Start of Recorded information
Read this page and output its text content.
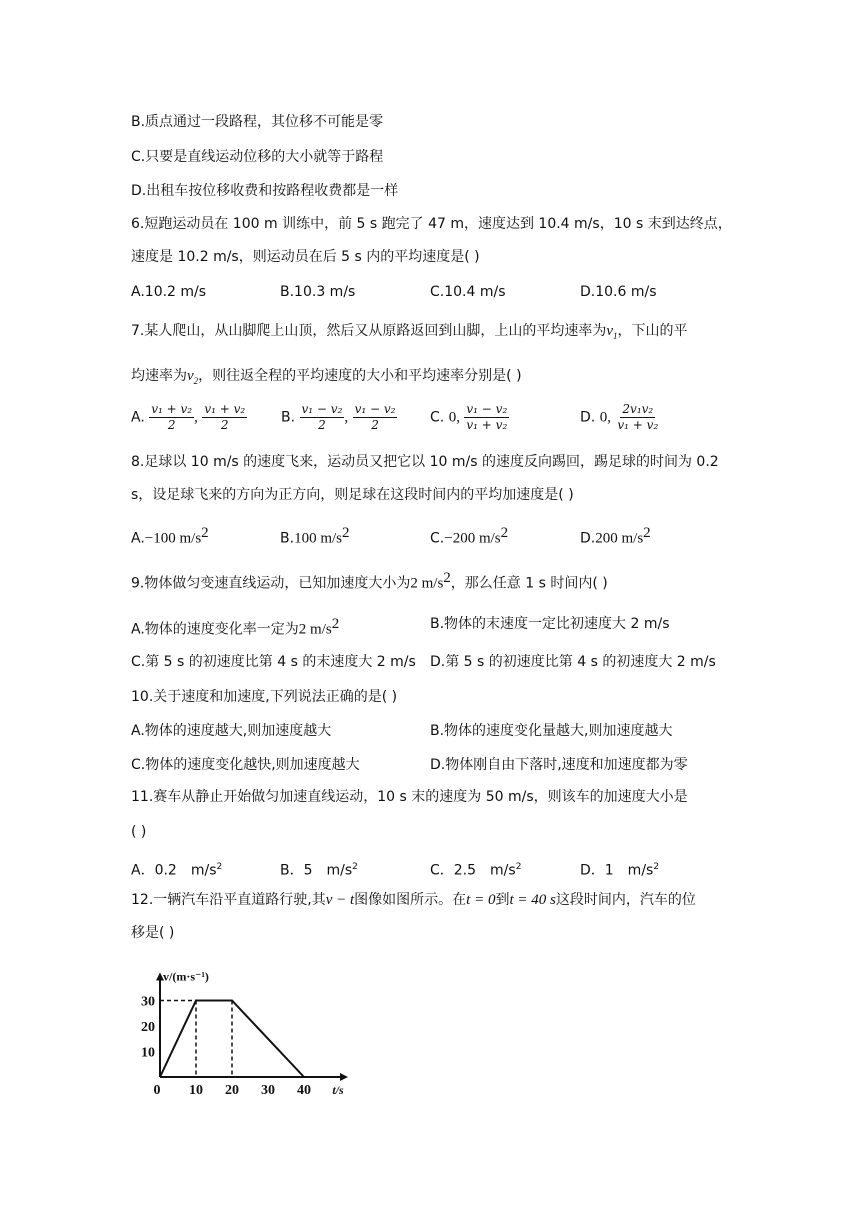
B.质点通过一段路程，其位移不可能是零
C.只要是直线运动位移的大小就等于路程
D.出租车按位移收费和按路程收费都是一样
6.短跑运动员在 100 m 训练中，前 5 s 跑完了 47 m，速度达到 10.4 m/s，10 s 末到达终点，
速度是 10.2 m/s，则运动员在后 5 s 内的平均速度是( )
A.10.2 m/s	B.10.3 m/s	C.10.4 m/s	D.10.6 m/s
7.某人爬山，从山脚爬上山顶，然后又从原路返回到山脚，上山的平均速率为$v_1$，下山的平
均速率为$v_2$，则往返全程的平均速度的大小和平均速率分别是( )
A. $\frac{\text{v₁ + v₂}}{2}$ , $\frac{\text{v₁ + v₂}}{2} B$. $\frac{\text{v₁ − v₂}}{2}$ , $\frac{\text{v₁ − v₂}}{2} C$. 0, $\frac{\text{v₁ − v₂}}{\text{v₁ + v₂}}$	D. 0, $\frac{\text{2v₁v₂}}{\text{v₁ + v₂}}$
8.足球以 10 m/s 的速度飞来，运动员又把它以 10 m/s 的速度反向踢回，踢足球的时间为 0.2
s，设足球飞来的方向为正方向，则足球在这段时间内的平均加速度是( )
A.−100 $m/s^2$	B.100 $m/s^2$	C.−200 $m/s^2$	D.200 $m/s^2$
9.物体做匀变速直线运动，已知加速度大小为2 $m/s^2$，那么任意 1 s 时间内( )
A.物体的速度变化率一定为2 $m/s^2$	B.物体的末速度一定比初速度大 2 m/s
C.第 5 s 的初速度比第 4 s 的末速度大 2 m/s D.第 5 s 的初速度比第 4 s 的初速度大 2 m/s
10.关于速度和加速度,下列说法正确的是( )
A.物体的速度越大,则加速度越大	B.物体的速度变化量越大,则加速度越大
C.物体的速度变化越快,则加速度越大	D.物体刚自由下落时,速度和加速度都为零
11.赛车从静止开始做匀加速直线运动，10 s 末的速度为 50 m/s，则该车的加速度大小是
( )
A．0.2　$m/s^2$	B．5　$m/s^2$	C．2.5　$m/s^2$	D．1　$m/s^2$
12.一辆汽车沿平直道路行驶,其v − t图像如图所示。在t = 0到t = 40 s这段时间内，汽车的位
移是( )
0 10 20 30 40
10
20
30
t/s
v/(m·s⁻¹)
End of Recorded information
_Problem requirements_. Copy out all the records exactly, excluding pictures.

_Result of this exercise_.
Read this page and output its text content.
B.质点通过一段路程，其位移不可能是零
C.只要是直线运动位移的大小就等于路程
D.出租车按位移收费和按路程收费都是一样
6.短跑运动员在 100 m 训练中，前 5 s 跑完了 47 m，速度达到 10.4 m/s，10 s 末到达终点，
速度是 10.2 m/s，则运动员在后 5 s 内的平均速度是( )
A.10.2 m/s	B.10.3 m/s	C.10.4 m/s	D.10.6 m/s
7.某人爬山，从山脚爬上山顶，然后又从原路返回到山脚，上山的平均速率为$v_1$，下山的平
均速率为$v_2$，则往返全程的平均速度的大小和平均速率分别是( )
A. $\frac{\text{v₁ + v₂}}{2}$ , $\frac{\text{v₁ + v₂}}{2} B$. $\frac{\text{v₁ − v₂}}{2}$ , $\frac{\text{v₁ − v₂}}{2} C$. 0, $\frac{\text{v₁ − v₂}}{\text{v₁ + v₂}}$	D. 0, $\frac{\text{2v₁v₂}}{\text{v₁ + v₂}}$
8.足球以 10 m/s 的速度飞来，运动员又把它以 10 m/s 的速度反向踢回，踢足球的时间为 0.2
s，设足球飞来的方向为正方向，则足球在这段时间内的平均加速度是( )
A.−100 $m/s^2$	B.100 $m/s^2$	C.−200 $m/s^2$	D.200 $m/s^2$
9.物体做匀变速直线运动，已知加速度大小为2 $m/s^2$，那么任意 1 s 时间内( )
A.物体的速度变化率一定为2 $m/s^2$	B.物体的末速度一定比初速度大 2 m/s
C.第 5 s 的初速度比第 4 s 的末速度大 2 m/s D.第 5 s 的初速度比第 4 s 的初速度大 2 m/s
10.关于速度和加速度,下列说法正确的是( )
A.物体的速度越大,则加速度越大	B.物体的速度变化量越大,则加速度越大
C.物体的速度变化越快,则加速度越大	D.物体刚自由下落时,速度和加速度都为零
11.赛车从静止开始做匀加速直线运动，10 s 末的速度为 50 m/s，则该车的加速度大小是
( )
A．0.2　$m/s^2$	B．5　$m/s^2$	C．2.5　$m/s^2$	D．1　$m/s^2$
12.一辆汽车沿平直道路行驶,其v − t图像如图所示。在t = 0到t = 40 s这段时间内，汽车的位
移是( )
0 10 20 30 40
10
20
30
t/s
v/(m·s⁻¹)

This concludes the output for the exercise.